WHAT YOU ARE ASKED TO DO:
Locate and copy each line in the data that contains the word "like".

RAW DATA:
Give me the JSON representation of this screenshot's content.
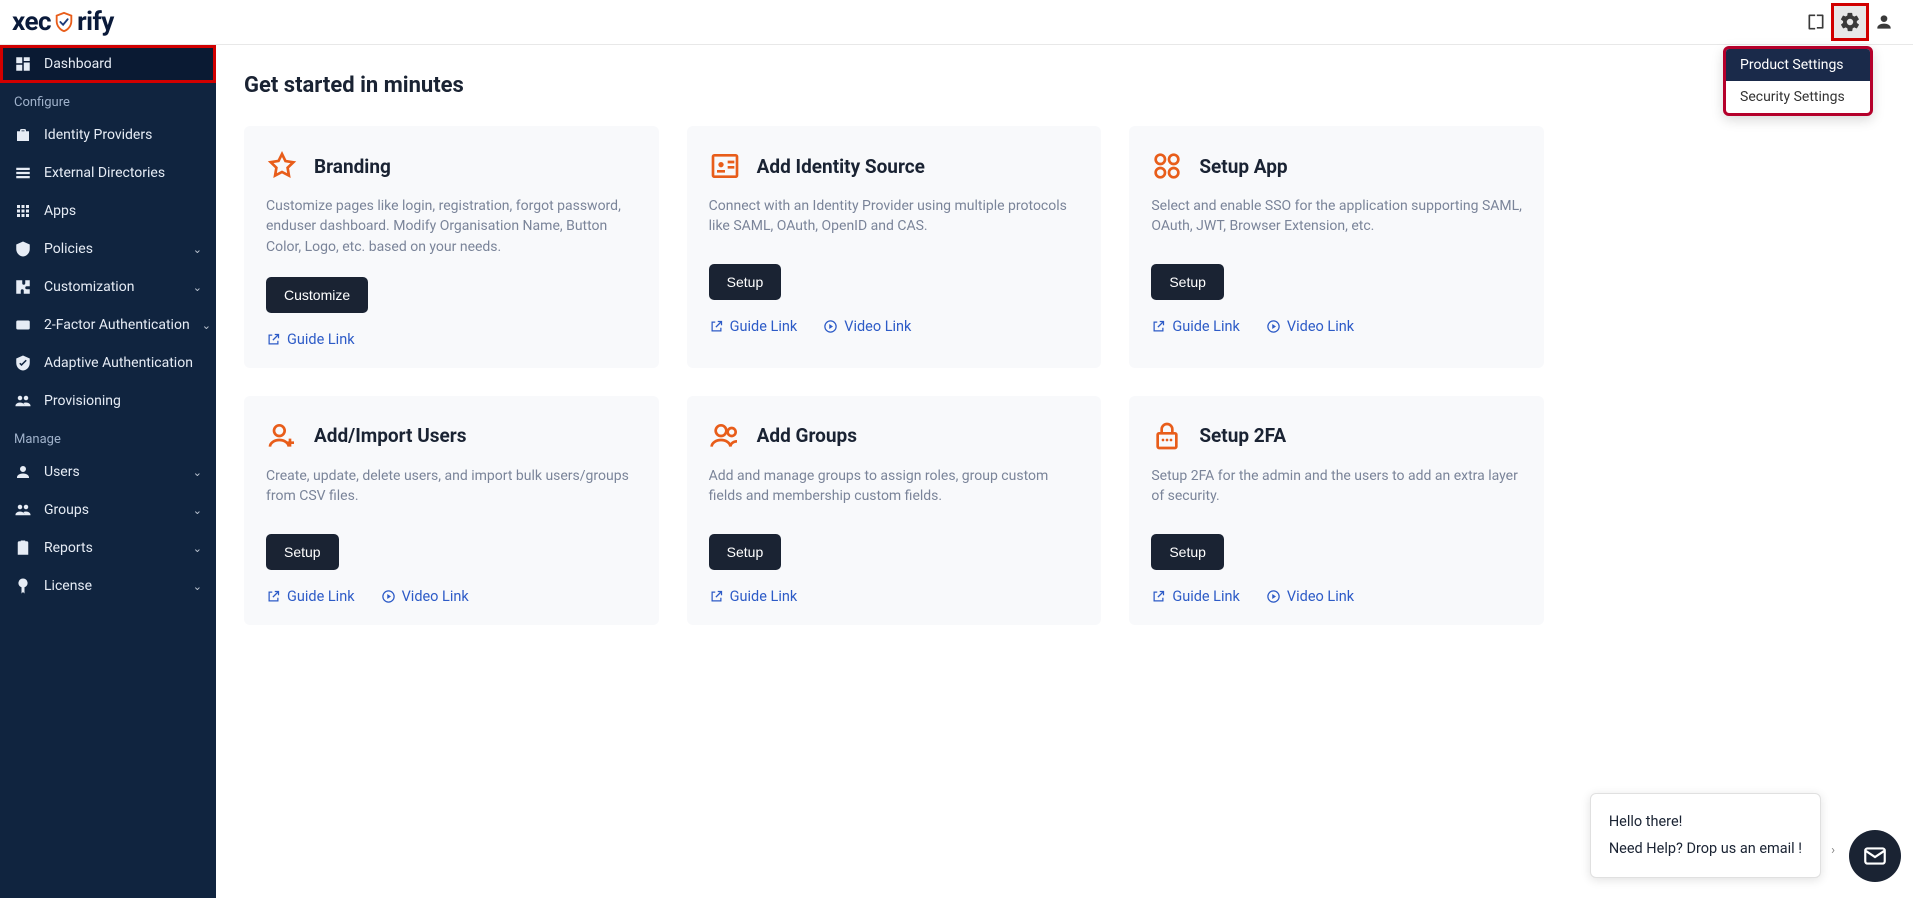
{
  "brand": {
    "name_1": "xec",
    "name_2": "rify"
  },
  "topbar_menu": {
    "product_settings": "Product Settings",
    "security_settings": "Security Settings"
  },
  "sidebar": {
    "dashboard": "Dashboard",
    "section_configure": "Configure",
    "identity_providers": "Identity Providers",
    "external_directories": "External Directories",
    "apps": "Apps",
    "policies": "Policies",
    "customization": "Customization",
    "two_factor": "2-Factor Authentication",
    "adaptive_auth": "Adaptive Authentication",
    "provisioning": "Provisioning",
    "section_manage": "Manage",
    "users": "Users",
    "groups": "Groups",
    "reports": "Reports",
    "license": "License"
  },
  "page": {
    "title": "Get started in minutes"
  },
  "common": {
    "guide_link": "Guide Link",
    "video_link": "Video Link"
  },
  "cards": {
    "branding": {
      "title": "Branding",
      "desc": "Customize pages like login, registration, forgot password, enduser dashboard. Modify Organisation Name, Button Color, Logo, etc. based on your needs.",
      "btn": "Customize"
    },
    "identity_source": {
      "title": "Add Identity Source",
      "desc": "Connect with an Identity Provider using multiple protocols like SAML, OAuth, OpenID and CAS.",
      "btn": "Setup"
    },
    "setup_app": {
      "title": "Setup App",
      "desc": "Select and enable SSO for the application supporting SAML, OAuth, JWT, Browser Extension, etc.",
      "btn": "Setup"
    },
    "add_users": {
      "title": "Add/Import Users",
      "desc": "Create, update, delete users, and import bulk users/groups from CSV files.",
      "btn": "Setup"
    },
    "add_groups": {
      "title": "Add Groups",
      "desc": "Add and manage groups to assign roles, group custom fields and membership custom fields.",
      "btn": "Setup"
    },
    "setup_2fa": {
      "title": "Setup 2FA",
      "desc": "Setup 2FA for the admin and the users to add an extra layer of security.",
      "btn": "Setup"
    }
  },
  "chat": {
    "line1": "Hello there!",
    "line2": "Need Help? Drop us an email !"
  }
}
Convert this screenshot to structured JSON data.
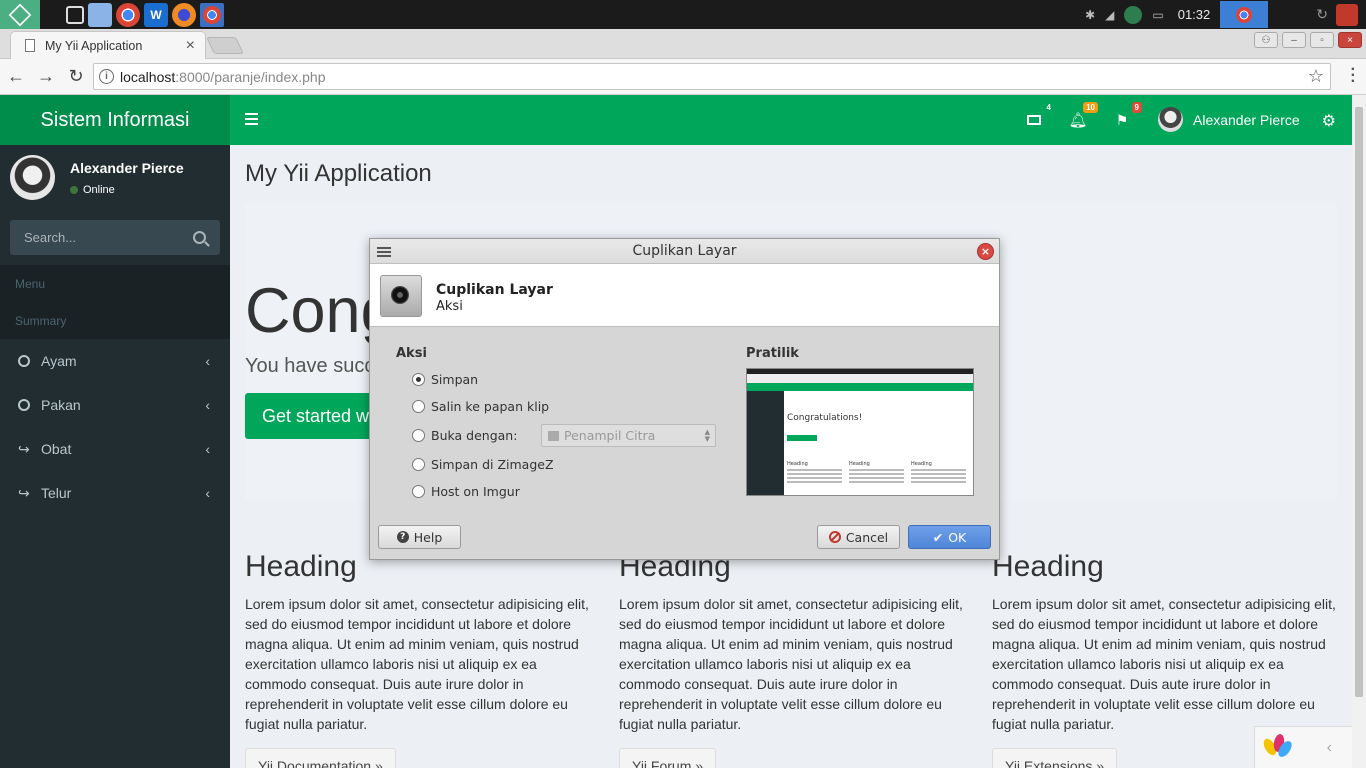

ANSWER FOR THIS EXERCISE:
      "desc": "Customize pages like login, registration, forgot password, enduser dashboard. Modify Organisation Name, Button Color, Logo, etc. based on your needs.",
      "desc": "Connect with an Identity Provider using multiple protocols like SAML, OAuth, OpenID and CAS.",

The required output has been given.